*阅读短文*
OutputFormat是MapReduce输出的基类,所有实现MapReduce输出都实现了 OutputFormat接口。下面我们介绍几种常见的OutputFormat实现类。
1.OutputFormat实现类
2.默认输出格式TextOutputFormat
3.自定义OutputFormat
3.1 应用场景:
例如:输出数据到MySQL/HBase/Elasticsearch等存储框架中。
3.2 自定义OutputFormat步骤
➢ 自定义一个类继承FileOutputFormat。
➢ 改写RecordWriter,具体改写输出数据的方法write()。
过滤输入的log日志,包含baidu的网站输出到e:/baidu.log,不包含baidu的网站输出到e:/other.log。
http://www.baidu.com
http://www.google.com
http://cn.bing.com
http://www.atguigu.com
http://www.sohu.com
https://www.toutiao.com
https://www.qq.com
https://www.luogu.com
https://www.bilibili.com
过滤输入的log日志,包含baidu的网站输出到e:/baidu.log,不包含baidu的网站输出到e:/other.log。

*动手试试*
根据这篇关于 OutputFormat 的短文回答：
1. MapReduce 的默认输出格式是哪一个？
2. 自定义 OutputFormat 时，自定义的类应继承哪个类？
3. 过滤日志时，包含 baidu 的网站输出到哪个文件？
下面的材料与上面的短文各自独立，互不相关。

*所给材料*
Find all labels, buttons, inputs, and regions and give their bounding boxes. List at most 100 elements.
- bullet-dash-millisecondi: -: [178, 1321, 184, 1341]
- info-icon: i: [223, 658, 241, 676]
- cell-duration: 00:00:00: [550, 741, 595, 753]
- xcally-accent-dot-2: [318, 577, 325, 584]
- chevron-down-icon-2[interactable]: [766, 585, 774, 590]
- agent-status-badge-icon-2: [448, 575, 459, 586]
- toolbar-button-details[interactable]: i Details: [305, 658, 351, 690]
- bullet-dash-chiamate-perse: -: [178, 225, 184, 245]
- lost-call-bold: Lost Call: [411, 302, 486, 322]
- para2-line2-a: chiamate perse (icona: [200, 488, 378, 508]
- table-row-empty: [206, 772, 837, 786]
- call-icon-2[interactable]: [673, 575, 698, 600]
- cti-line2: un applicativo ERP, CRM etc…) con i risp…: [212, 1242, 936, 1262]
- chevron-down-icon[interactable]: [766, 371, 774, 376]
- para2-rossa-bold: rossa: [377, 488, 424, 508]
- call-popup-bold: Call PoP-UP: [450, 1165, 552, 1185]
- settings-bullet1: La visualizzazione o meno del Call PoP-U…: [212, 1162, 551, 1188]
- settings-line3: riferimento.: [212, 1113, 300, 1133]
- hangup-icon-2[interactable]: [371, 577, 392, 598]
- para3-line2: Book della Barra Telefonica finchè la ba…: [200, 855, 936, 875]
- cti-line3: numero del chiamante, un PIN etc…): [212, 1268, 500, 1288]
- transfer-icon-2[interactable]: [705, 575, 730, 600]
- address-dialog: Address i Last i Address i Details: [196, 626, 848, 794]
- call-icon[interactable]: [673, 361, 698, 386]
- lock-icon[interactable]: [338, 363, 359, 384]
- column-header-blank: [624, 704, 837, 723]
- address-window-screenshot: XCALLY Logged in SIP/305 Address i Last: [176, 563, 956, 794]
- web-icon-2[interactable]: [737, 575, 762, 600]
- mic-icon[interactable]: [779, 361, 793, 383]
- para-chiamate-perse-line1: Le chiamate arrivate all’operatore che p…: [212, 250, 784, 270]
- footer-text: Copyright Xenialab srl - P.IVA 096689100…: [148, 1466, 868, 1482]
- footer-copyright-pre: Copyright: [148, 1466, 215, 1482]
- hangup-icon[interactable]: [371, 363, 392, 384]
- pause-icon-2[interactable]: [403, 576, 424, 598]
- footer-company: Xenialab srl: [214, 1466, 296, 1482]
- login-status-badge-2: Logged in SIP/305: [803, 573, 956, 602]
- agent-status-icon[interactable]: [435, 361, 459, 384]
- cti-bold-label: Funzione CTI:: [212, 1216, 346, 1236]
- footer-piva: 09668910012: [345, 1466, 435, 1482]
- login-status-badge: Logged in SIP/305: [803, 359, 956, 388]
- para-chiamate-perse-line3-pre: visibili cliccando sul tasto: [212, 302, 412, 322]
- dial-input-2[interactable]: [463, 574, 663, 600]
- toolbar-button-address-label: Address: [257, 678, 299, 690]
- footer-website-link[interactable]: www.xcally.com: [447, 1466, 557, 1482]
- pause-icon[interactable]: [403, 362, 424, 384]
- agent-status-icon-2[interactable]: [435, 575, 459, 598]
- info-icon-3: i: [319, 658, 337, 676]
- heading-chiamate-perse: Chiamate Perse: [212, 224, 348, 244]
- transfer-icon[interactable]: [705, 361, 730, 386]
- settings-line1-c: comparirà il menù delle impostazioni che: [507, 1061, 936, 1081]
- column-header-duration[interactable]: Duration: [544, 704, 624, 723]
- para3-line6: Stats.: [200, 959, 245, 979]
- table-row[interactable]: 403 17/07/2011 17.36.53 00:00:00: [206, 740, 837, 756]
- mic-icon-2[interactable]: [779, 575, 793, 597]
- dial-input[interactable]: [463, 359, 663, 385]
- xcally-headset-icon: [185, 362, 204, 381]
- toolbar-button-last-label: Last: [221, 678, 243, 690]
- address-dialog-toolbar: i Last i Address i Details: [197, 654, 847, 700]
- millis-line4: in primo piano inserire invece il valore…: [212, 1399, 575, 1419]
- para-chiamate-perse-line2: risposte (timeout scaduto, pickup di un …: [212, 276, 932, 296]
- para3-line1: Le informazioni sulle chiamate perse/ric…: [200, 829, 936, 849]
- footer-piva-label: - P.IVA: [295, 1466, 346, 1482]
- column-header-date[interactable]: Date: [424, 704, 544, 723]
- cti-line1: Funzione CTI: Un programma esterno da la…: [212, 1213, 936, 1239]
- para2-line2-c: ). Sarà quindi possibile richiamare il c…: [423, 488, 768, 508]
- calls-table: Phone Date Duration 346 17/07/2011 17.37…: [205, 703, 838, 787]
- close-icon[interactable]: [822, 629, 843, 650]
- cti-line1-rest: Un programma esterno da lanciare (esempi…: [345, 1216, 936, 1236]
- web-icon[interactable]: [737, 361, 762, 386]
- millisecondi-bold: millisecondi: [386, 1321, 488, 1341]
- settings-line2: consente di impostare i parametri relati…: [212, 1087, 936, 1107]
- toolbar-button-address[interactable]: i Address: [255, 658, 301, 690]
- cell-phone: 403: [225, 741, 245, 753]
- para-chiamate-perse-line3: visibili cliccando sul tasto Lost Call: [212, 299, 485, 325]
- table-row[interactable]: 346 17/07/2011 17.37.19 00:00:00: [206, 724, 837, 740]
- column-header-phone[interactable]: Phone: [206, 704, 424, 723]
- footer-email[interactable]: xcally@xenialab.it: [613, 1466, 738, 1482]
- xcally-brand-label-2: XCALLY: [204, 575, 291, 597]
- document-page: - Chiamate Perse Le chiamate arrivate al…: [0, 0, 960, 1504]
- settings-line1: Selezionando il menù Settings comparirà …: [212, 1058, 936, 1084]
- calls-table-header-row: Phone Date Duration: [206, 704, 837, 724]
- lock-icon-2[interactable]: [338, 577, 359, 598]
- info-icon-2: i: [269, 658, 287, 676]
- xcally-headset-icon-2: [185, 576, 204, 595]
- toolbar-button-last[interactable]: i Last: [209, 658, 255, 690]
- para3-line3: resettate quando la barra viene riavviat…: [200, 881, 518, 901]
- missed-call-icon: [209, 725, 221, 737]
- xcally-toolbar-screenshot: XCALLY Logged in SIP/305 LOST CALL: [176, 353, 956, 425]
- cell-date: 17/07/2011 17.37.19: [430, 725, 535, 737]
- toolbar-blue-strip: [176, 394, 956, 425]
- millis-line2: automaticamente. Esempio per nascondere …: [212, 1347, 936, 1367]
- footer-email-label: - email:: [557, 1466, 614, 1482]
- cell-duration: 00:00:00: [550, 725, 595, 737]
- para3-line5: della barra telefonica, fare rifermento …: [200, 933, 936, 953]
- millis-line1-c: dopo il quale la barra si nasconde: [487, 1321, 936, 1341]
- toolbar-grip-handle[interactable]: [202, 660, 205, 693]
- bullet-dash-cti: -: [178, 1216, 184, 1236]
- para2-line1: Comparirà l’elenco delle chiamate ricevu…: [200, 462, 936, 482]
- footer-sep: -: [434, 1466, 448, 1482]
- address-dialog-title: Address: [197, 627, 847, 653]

*作答区*
1. TextOutputFormat
2. FileOutputFormat
3. e:/baidu.log